* begin RECORDS TO USE *

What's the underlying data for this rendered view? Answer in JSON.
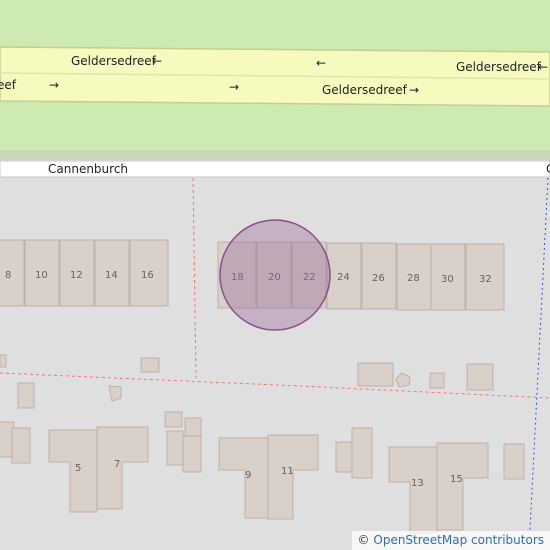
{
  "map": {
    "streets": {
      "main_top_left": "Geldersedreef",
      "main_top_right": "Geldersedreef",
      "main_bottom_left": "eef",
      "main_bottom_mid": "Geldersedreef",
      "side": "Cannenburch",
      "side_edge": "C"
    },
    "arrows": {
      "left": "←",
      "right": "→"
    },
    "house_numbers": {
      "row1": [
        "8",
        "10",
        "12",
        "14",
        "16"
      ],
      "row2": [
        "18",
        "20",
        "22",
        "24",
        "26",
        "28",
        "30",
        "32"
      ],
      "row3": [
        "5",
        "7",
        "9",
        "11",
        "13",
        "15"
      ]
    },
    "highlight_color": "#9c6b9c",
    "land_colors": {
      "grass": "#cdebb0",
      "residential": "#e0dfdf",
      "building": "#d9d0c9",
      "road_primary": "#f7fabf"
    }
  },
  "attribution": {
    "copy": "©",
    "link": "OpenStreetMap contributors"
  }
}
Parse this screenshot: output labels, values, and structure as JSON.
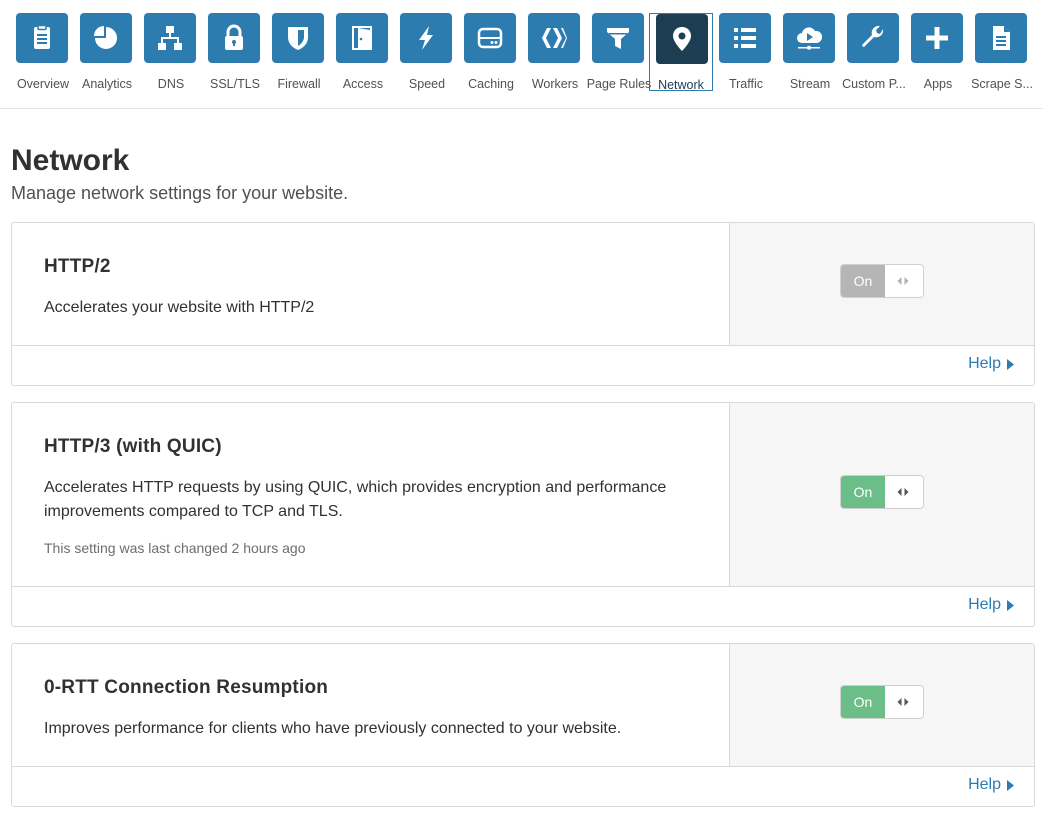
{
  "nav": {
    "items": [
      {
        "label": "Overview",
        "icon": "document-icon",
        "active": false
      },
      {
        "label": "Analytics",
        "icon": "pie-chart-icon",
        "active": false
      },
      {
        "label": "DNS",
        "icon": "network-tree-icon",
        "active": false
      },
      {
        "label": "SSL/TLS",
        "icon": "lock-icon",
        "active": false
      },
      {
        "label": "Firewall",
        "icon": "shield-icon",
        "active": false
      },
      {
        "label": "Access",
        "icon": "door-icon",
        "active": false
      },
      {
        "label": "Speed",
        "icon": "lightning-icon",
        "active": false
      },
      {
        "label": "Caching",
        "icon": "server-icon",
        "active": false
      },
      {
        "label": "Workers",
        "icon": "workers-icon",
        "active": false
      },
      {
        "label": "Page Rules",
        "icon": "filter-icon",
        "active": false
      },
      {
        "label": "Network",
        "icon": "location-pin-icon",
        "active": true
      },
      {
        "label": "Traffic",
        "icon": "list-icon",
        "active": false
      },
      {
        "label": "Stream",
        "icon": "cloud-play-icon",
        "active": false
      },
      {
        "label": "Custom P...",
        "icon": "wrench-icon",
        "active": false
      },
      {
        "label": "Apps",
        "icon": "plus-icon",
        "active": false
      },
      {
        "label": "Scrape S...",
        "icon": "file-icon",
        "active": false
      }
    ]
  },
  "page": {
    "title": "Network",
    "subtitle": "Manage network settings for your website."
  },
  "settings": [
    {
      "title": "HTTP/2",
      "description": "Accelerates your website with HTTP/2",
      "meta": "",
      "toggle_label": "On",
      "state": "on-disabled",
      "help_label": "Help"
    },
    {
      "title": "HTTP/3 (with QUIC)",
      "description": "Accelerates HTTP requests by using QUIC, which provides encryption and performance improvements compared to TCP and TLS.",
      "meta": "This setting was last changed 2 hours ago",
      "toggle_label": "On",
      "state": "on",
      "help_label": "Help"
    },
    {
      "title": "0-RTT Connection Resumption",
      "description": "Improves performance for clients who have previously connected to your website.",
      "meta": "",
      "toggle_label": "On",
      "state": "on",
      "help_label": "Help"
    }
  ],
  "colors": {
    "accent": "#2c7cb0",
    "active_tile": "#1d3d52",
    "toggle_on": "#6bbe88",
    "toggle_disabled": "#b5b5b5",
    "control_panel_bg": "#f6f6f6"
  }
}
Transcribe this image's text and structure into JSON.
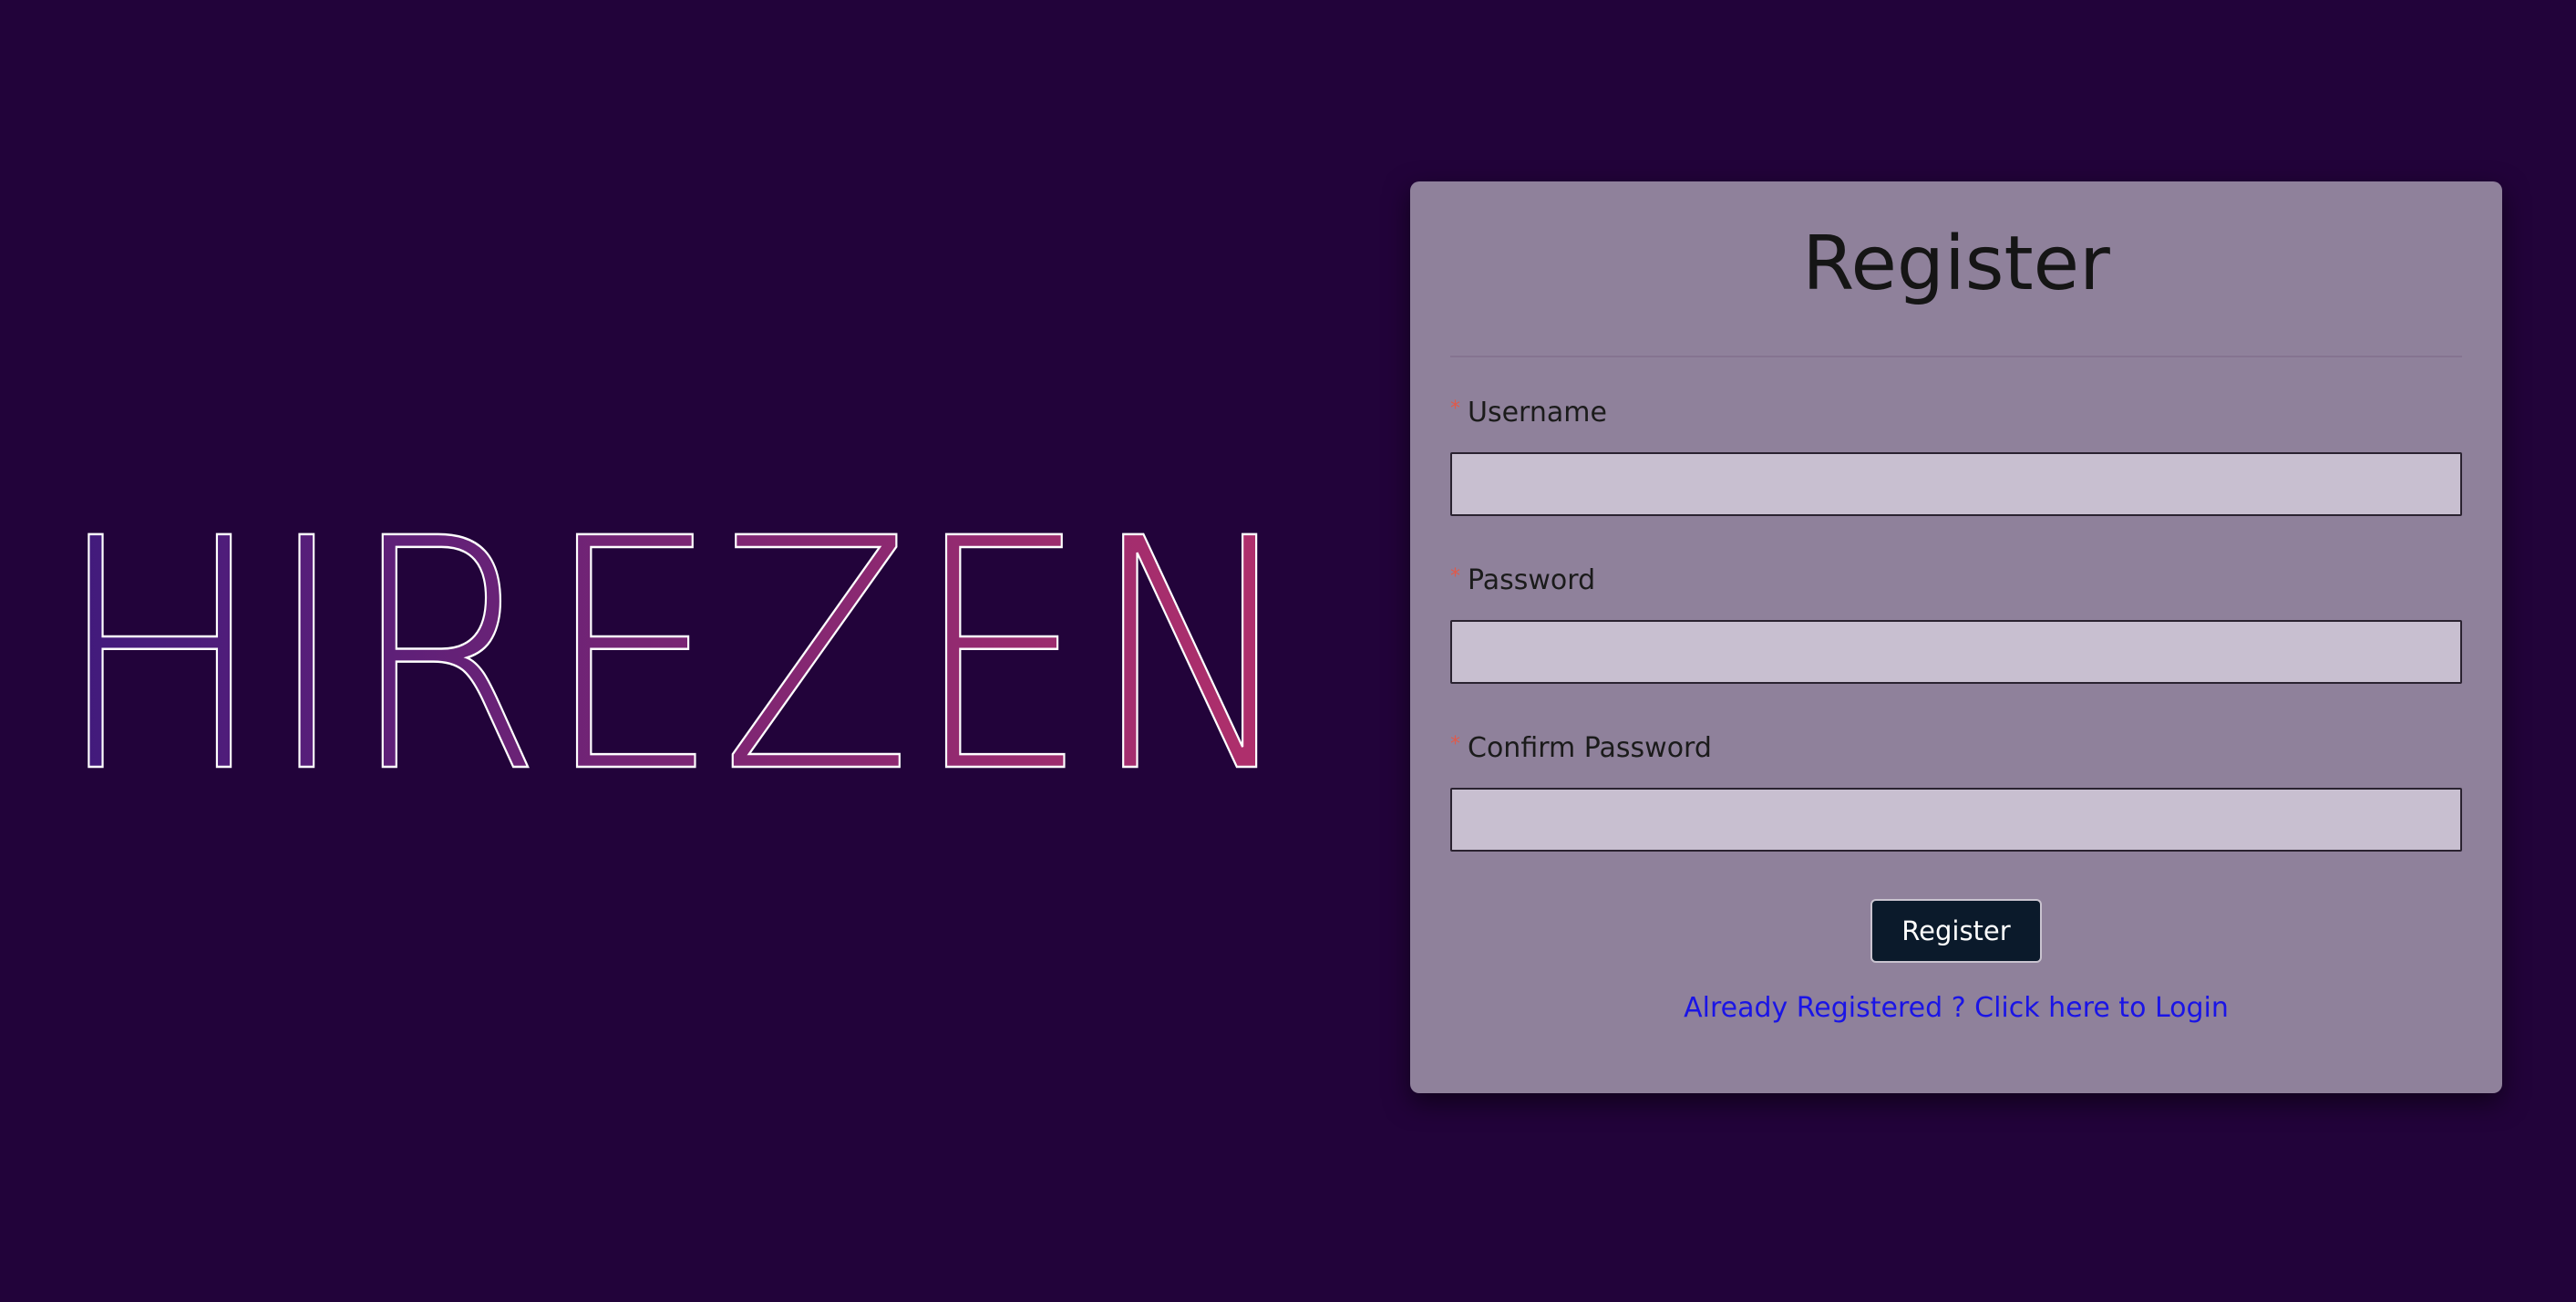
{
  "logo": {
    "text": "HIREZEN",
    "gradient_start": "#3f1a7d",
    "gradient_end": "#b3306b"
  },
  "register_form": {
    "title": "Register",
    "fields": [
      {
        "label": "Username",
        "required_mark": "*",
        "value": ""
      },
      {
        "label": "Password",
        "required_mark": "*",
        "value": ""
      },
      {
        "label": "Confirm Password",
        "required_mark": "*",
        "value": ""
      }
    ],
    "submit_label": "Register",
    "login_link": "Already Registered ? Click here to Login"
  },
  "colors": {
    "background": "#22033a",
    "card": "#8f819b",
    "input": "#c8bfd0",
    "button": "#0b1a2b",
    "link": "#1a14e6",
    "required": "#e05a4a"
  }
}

* end RECORDS TO USE *

With the pictures left out, write out exactly the lines from the line containing "Transcribe this image's" through the final line.

Transcribe this image's text and structure into JSON.
{
  "logo": {
    "text": "HIREZEN",
    "gradient_start": "#3f1a7d",
    "gradient_end": "#b3306b"
  },
  "register_form": {
    "title": "Register",
    "fields": [
      {
        "label": "Username",
        "required_mark": "*",
        "value": ""
      },
      {
        "label": "Password",
        "required_mark": "*",
        "value": ""
      },
      {
        "label": "Confirm Password",
        "required_mark": "*",
        "value": ""
      }
    ],
    "submit_label": "Register",
    "login_link": "Already Registered ? Click here to Login"
  },
  "colors": {
    "background": "#22033a",
    "card": "#8f819b",
    "input": "#c8bfd0",
    "button": "#0b1a2b",
    "link": "#1a14e6",
    "required": "#e05a4a"
  }
}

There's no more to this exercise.